Write the data out again, character for character, with no images.
________________
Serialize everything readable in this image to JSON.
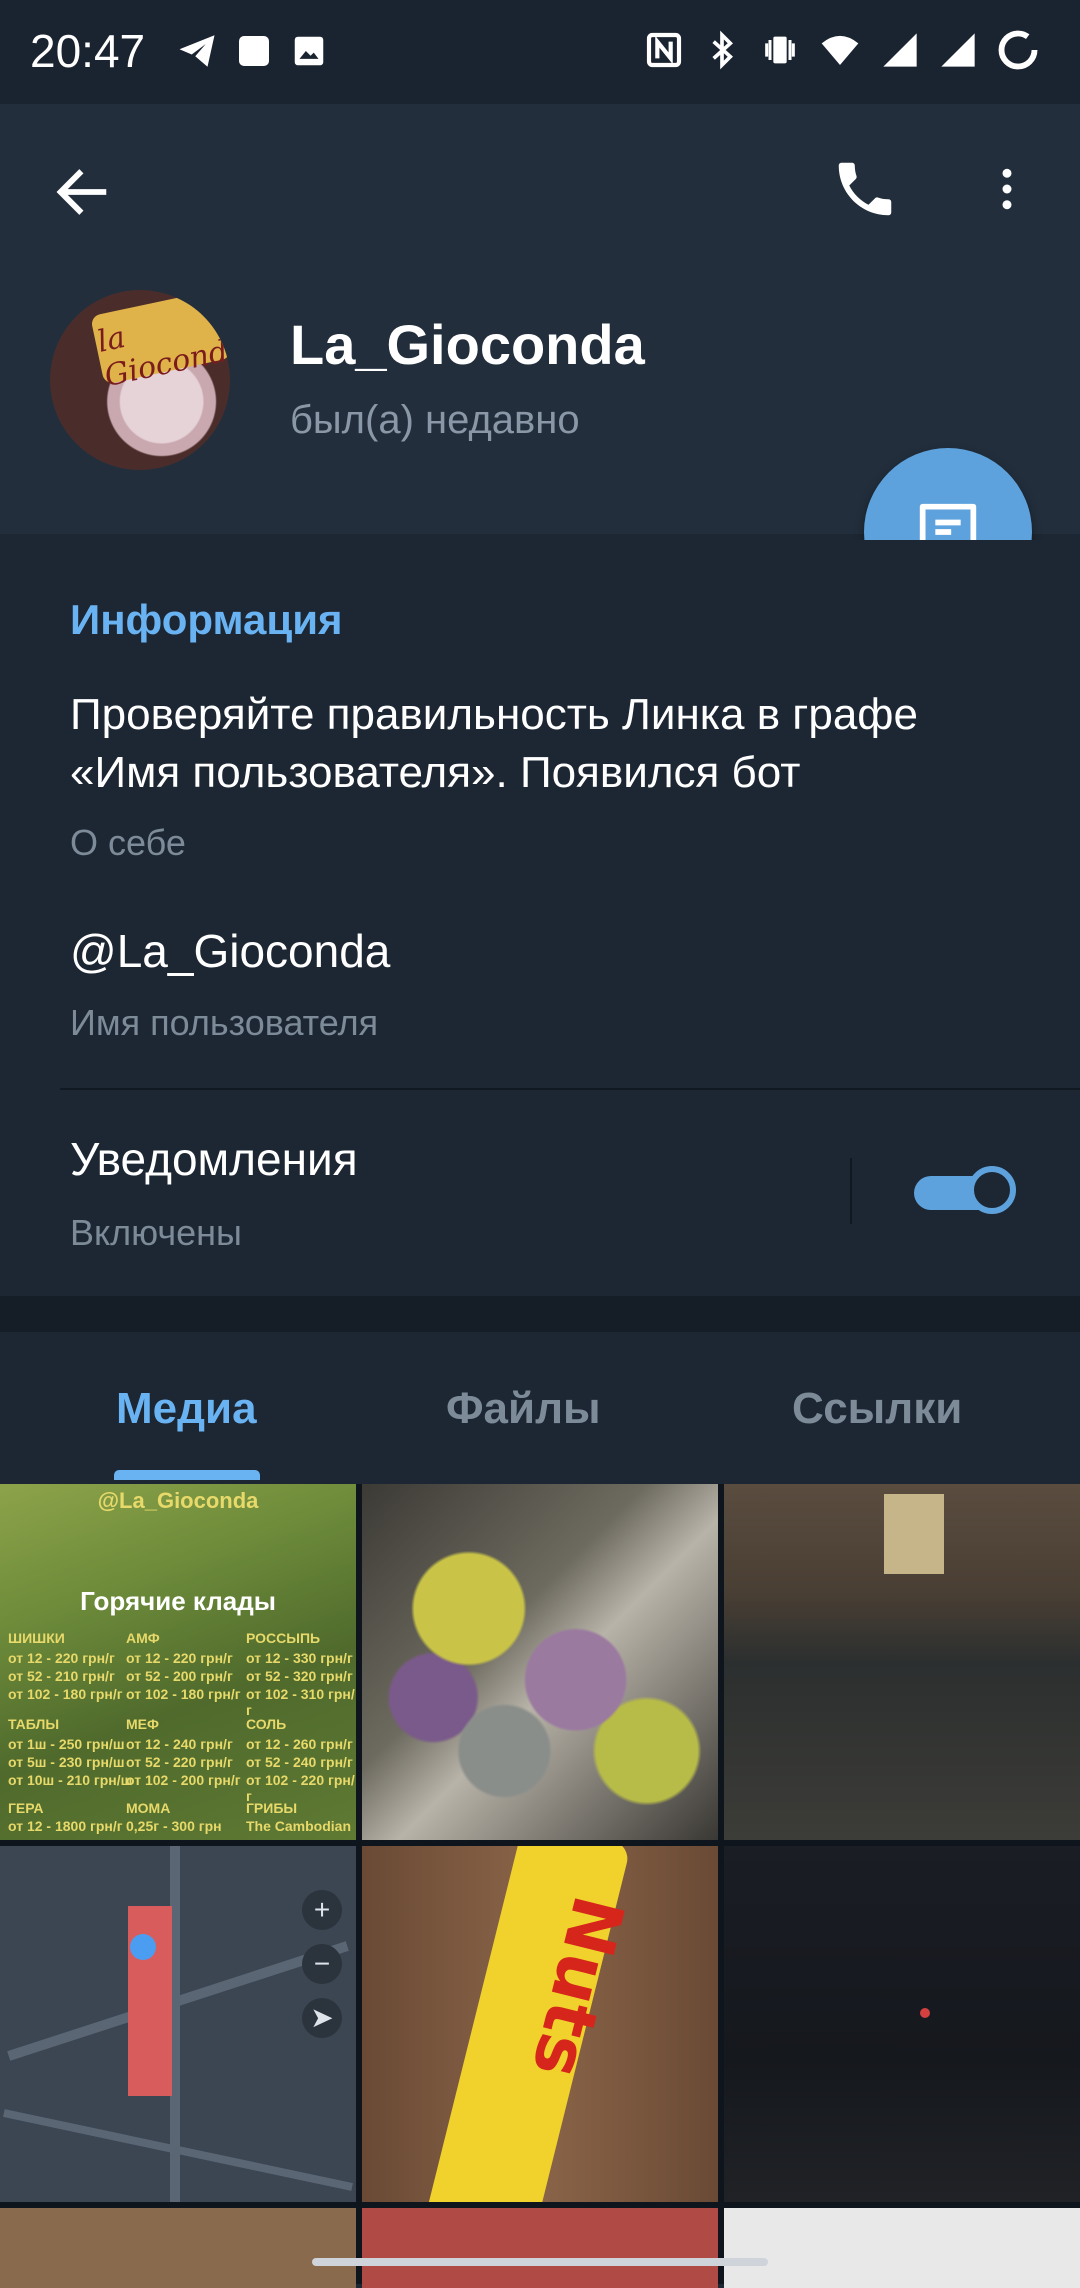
{
  "status_bar": {
    "time": "20:47",
    "left_icons": [
      "telegram-icon",
      "square-icon",
      "image-icon"
    ],
    "right_icons": [
      "nfc-icon",
      "bluetooth-icon",
      "vibrate-icon",
      "wifi-icon",
      "signal-icon",
      "signal-icon",
      "battery-icon"
    ]
  },
  "header": {
    "back_icon": "arrow-left-icon",
    "call_icon": "phone-icon",
    "more_icon": "more-vertical-icon",
    "avatar_text": "la Gioconda",
    "name": "La_Gioconda",
    "last_seen": "был(а) недавно",
    "fab_icon": "message-icon"
  },
  "info": {
    "section_title": "Информация",
    "bio": "Проверяйте правильность Линка в графе «Имя пользователя». Появился бот",
    "bio_label": "О себе",
    "username": "@La_Gioconda",
    "username_label": "Имя пользователя",
    "notifications_label": "Уведомления",
    "notifications_state": "Включены",
    "notifications_enabled": true
  },
  "tabs": [
    {
      "label": "Медиа",
      "active": true
    },
    {
      "label": "Файлы",
      "active": false
    },
    {
      "label": "Ссылки",
      "active": false
    }
  ],
  "media": {
    "price_list": {
      "handle": "@La_Gioconda",
      "heading": "Горячие клады",
      "columns": [
        {
          "title": "ШИШКИ",
          "lines": [
            "от 12 - 220 грн/г",
            "от 52 - 210 грн/г",
            "от 102 - 180 грн/г"
          ]
        },
        {
          "title": "АМФ",
          "lines": [
            "от 12 - 220 грн/г",
            "от 52 - 200 грн/г",
            "от 102 - 180 грн/г"
          ]
        },
        {
          "title": "РОССЫПЬ",
          "lines": [
            "от 12 - 330 грн/г",
            "от 52 - 320 грн/г",
            "от 102 - 310 грн/г"
          ]
        },
        {
          "title": "ТАБЛЫ",
          "lines": [
            "от 1ш - 250 грн/ш",
            "от 5ш - 230 грн/ш",
            "от 10ш - 210 грн/ш"
          ]
        },
        {
          "title": "МЕФ",
          "lines": [
            "от 12 - 240 грн/г",
            "от 52 - 220 грн/г",
            "от 102 - 200 грн/г"
          ]
        },
        {
          "title": "СОЛЬ",
          "lines": [
            "от 12 - 260 грн/г",
            "от 52 - 240 грн/г",
            "от 102 - 220 грн/г"
          ]
        },
        {
          "title": "ГЕРА",
          "lines": [
            "от 12 - 1800 грн/г"
          ]
        },
        {
          "title": "МОМА",
          "lines": [
            "0,25г - 300 грн"
          ]
        },
        {
          "title": "ГРИБЫ",
          "lines": [
            "The Cambodian"
          ]
        }
      ]
    },
    "candy_brand": "Nuts",
    "map_zoom_in": "+",
    "map_zoom_out": "−"
  },
  "colors": {
    "accent": "#6ab3f3",
    "fab": "#5ea2dd",
    "background": "#1d2733",
    "header": "#222e3c"
  }
}
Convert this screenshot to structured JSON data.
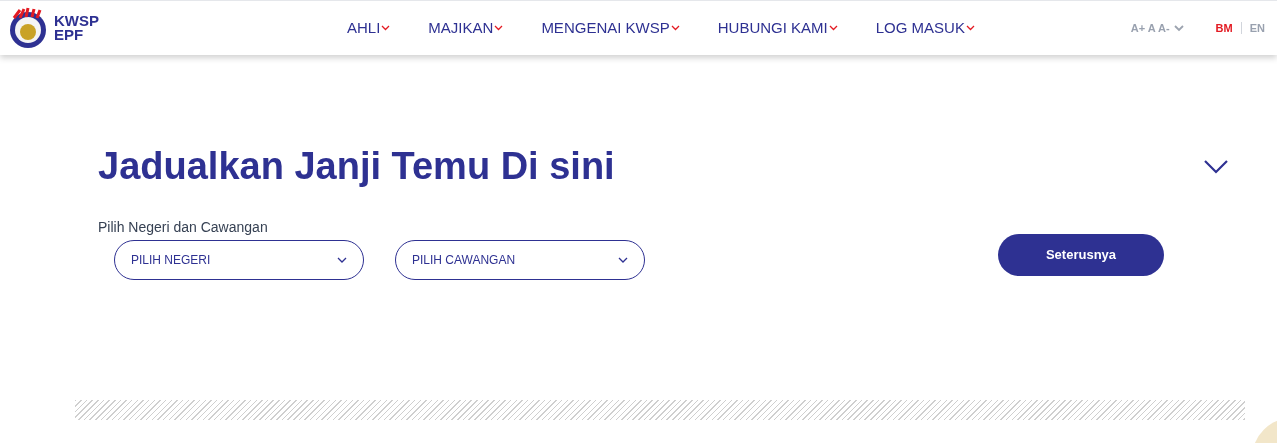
________________
> Correct output:
Serialize everything readable in this image to JSON.
{
  "status_bar": {
    "time": "20:47",
    "left_icons": [
      "telegram-icon",
      "square-icon",
      "image-icon"
    ],
    "right_icons": [
      "nfc-icon",
      "bluetooth-icon",
      "vibrate-icon",
      "wifi-icon",
      "signal-icon",
      "signal-icon",
      "battery-icon"
    ]
  },
  "header": {
    "back_icon": "arrow-left-icon",
    "call_icon": "phone-icon",
    "more_icon": "more-vertical-icon",
    "avatar_text": "la Gioconda",
    "name": "La_Gioconda",
    "last_seen": "был(а) недавно",
    "fab_icon": "message-icon"
  },
  "info": {
    "section_title": "Информация",
    "bio": "Проверяйте правильность Линка в графе «Имя пользователя». Появился бот",
    "bio_label": "О себе",
    "username": "@La_Gioconda",
    "username_label": "Имя пользователя",
    "notifications_label": "Уведомления",
    "notifications_state": "Включены",
    "notifications_enabled": true
  },
  "tabs": [
    {
      "label": "Медиа",
      "active": true
    },
    {
      "label": "Файлы",
      "active": false
    },
    {
      "label": "Ссылки",
      "active": false
    }
  ],
  "media": {
    "price_list": {
      "handle": "@La_Gioconda",
      "heading": "Горячие клады",
      "columns": [
        {
          "title": "ШИШКИ",
          "lines": [
            "от 12 - 220 грн/г",
            "от 52 - 210 грн/г",
            "от 102 - 180 грн/г"
          ]
        },
        {
          "title": "АМФ",
          "lines": [
            "от 12 - 220 грн/г",
            "от 52 - 200 грн/г",
            "от 102 - 180 грн/г"
          ]
        },
        {
          "title": "РОССЫПЬ",
          "lines": [
            "от 12 - 330 грн/г",
            "от 52 - 320 грн/г",
            "от 102 - 310 грн/г"
          ]
        },
        {
          "title": "ТАБЛЫ",
          "lines": [
            "от 1ш - 250 грн/ш",
            "от 5ш - 230 грн/ш",
            "от 10ш - 210 грн/ш"
          ]
        },
        {
          "title": "МЕФ",
          "lines": [
            "от 12 - 240 грн/г",
            "от 52 - 220 грн/г",
            "от 102 - 200 грн/г"
          ]
        },
        {
          "title": "СОЛЬ",
          "lines": [
            "от 12 - 260 грн/г",
            "от 52 - 240 грн/г",
            "от 102 - 220 грн/г"
          ]
        },
        {
          "title": "ГЕРА",
          "lines": [
            "от 12 - 1800 грн/г"
          ]
        },
        {
          "title": "МОМА",
          "lines": [
            "0,25г - 300 грн"
          ]
        },
        {
          "title": "ГРИБЫ",
          "lines": [
            "The Cambodian"
          ]
        }
      ]
    },
    "candy_brand": "Nuts",
    "map_zoom_in": "+",
    "map_zoom_out": "−"
  },
  "colors": {
    "accent": "#6ab3f3",
    "fab": "#5ea2dd",
    "background": "#1d2733",
    "header": "#222e3c"
  }
}
Convert this screenshot to structured JSON data.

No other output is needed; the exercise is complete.